— BEGIN EXCERPTED DATA —

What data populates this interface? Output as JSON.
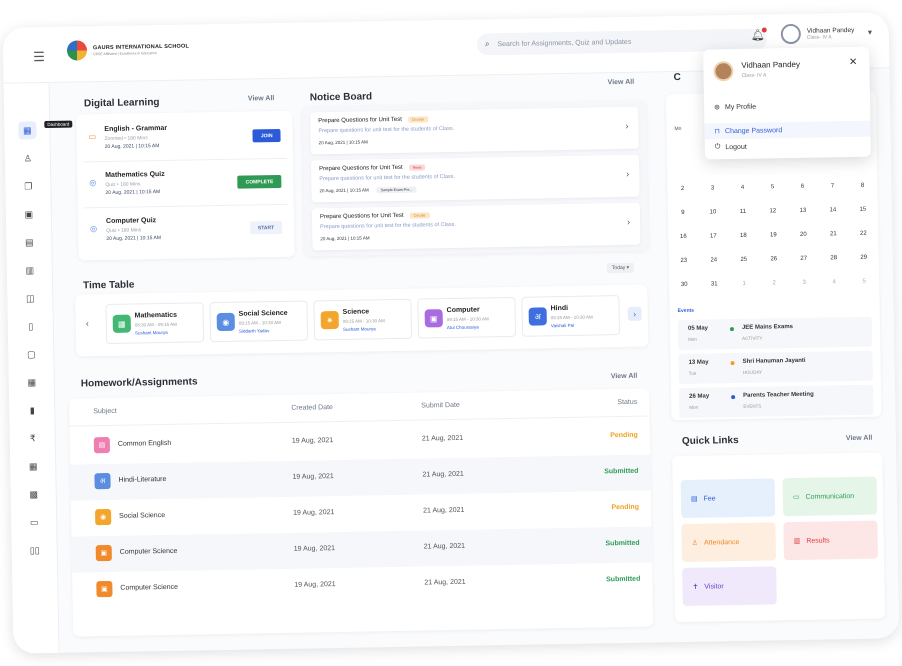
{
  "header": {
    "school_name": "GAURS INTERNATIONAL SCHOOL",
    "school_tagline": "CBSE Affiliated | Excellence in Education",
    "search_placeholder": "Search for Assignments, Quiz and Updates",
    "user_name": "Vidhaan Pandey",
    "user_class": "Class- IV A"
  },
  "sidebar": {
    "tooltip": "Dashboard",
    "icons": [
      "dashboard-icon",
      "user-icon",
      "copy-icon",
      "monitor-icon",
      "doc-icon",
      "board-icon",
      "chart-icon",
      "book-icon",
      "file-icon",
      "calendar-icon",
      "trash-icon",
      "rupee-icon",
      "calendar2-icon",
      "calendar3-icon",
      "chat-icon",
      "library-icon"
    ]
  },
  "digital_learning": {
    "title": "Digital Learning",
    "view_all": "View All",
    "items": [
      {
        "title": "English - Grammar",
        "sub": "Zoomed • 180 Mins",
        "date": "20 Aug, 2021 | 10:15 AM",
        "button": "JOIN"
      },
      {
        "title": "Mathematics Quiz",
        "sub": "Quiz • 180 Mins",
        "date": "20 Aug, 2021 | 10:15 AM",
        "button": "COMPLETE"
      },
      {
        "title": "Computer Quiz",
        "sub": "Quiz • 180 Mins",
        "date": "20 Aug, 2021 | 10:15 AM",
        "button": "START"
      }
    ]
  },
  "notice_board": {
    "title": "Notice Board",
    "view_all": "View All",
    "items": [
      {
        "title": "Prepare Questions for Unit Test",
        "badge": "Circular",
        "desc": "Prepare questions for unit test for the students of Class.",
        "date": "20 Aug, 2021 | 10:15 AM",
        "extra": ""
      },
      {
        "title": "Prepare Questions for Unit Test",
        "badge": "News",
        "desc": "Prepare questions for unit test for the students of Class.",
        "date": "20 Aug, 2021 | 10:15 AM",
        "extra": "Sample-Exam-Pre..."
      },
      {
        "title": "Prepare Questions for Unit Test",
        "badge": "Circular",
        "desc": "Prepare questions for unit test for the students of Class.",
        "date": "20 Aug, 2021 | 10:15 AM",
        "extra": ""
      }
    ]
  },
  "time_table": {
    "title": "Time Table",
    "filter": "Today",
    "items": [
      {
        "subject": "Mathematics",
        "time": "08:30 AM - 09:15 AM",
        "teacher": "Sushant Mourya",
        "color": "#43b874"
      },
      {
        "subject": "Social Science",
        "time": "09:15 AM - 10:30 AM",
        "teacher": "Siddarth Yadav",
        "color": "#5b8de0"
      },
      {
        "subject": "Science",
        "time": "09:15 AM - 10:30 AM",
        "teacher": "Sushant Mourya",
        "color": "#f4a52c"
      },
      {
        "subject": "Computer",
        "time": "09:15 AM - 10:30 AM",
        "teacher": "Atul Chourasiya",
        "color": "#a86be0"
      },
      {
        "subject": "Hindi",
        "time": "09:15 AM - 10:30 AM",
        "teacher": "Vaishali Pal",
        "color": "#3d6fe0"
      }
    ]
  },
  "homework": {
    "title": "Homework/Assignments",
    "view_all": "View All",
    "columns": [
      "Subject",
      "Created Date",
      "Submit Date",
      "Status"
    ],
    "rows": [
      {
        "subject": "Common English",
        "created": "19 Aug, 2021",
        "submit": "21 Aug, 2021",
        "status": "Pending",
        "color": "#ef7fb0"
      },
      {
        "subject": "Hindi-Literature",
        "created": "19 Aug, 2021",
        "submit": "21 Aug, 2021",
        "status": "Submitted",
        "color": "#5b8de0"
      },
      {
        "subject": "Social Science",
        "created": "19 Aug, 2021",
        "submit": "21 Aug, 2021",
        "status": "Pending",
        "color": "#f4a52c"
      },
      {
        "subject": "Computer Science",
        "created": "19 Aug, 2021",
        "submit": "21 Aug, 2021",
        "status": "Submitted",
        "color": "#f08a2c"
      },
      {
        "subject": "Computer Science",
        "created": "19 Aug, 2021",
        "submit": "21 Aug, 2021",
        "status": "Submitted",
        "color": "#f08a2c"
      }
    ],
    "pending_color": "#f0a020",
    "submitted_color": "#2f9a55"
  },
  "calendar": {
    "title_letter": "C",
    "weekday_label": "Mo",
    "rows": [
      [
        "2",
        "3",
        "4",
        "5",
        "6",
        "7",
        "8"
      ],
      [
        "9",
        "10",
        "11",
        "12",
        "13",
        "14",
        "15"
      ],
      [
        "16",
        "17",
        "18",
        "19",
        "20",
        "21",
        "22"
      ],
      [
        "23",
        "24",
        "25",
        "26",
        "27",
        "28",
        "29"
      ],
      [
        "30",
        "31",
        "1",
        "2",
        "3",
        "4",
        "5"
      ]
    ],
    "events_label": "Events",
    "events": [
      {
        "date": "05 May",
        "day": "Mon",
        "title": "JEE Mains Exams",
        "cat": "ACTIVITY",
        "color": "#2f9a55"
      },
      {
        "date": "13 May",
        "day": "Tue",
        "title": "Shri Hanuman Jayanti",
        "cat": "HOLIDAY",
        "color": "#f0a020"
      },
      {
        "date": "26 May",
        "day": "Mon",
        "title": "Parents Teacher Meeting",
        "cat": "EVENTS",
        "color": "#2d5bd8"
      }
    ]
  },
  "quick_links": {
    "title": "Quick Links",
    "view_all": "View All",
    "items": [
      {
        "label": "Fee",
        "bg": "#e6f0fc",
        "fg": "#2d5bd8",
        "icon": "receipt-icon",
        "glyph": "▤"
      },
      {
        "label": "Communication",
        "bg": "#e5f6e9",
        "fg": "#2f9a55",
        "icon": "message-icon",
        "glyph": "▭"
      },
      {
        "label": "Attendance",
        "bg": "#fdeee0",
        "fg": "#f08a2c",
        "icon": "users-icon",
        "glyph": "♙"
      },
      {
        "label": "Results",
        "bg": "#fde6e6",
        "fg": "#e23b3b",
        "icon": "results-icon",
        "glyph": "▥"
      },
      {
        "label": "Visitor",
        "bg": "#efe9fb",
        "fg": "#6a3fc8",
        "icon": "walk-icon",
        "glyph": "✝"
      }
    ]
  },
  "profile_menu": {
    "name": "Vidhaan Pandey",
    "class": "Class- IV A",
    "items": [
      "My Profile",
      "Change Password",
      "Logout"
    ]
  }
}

— END EXCERPTED DATA —
— BEGIN EXCERPTED DATA —

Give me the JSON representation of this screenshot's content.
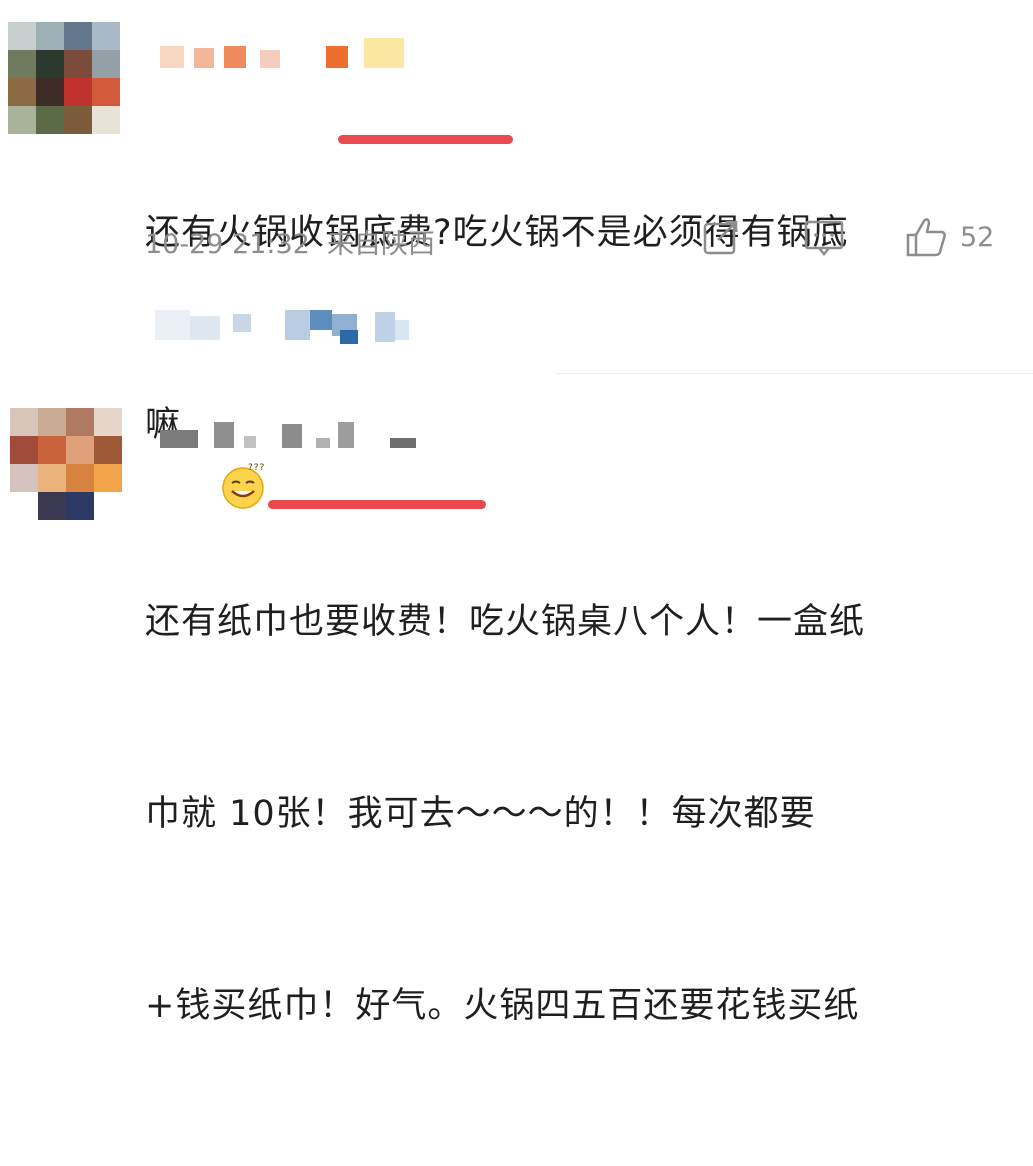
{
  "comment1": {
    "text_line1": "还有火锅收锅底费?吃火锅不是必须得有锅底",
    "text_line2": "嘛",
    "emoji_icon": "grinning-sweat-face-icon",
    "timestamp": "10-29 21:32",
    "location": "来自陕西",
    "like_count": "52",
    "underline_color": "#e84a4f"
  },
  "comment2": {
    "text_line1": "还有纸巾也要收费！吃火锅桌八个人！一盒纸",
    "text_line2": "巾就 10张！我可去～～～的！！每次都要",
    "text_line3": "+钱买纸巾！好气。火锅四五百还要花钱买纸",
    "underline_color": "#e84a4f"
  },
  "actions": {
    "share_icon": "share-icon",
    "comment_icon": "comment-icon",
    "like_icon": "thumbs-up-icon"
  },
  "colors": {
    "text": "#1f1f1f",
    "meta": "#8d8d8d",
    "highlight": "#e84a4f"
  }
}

— END EXCERPTED DATA —

**WHAT TO DO:**
From the entries above, list each line with "this" in it.

**PROBLEM SOLUTION:**
What data populates this interface? Output as JSON.
Give me the JSON representation of this screenshot's content.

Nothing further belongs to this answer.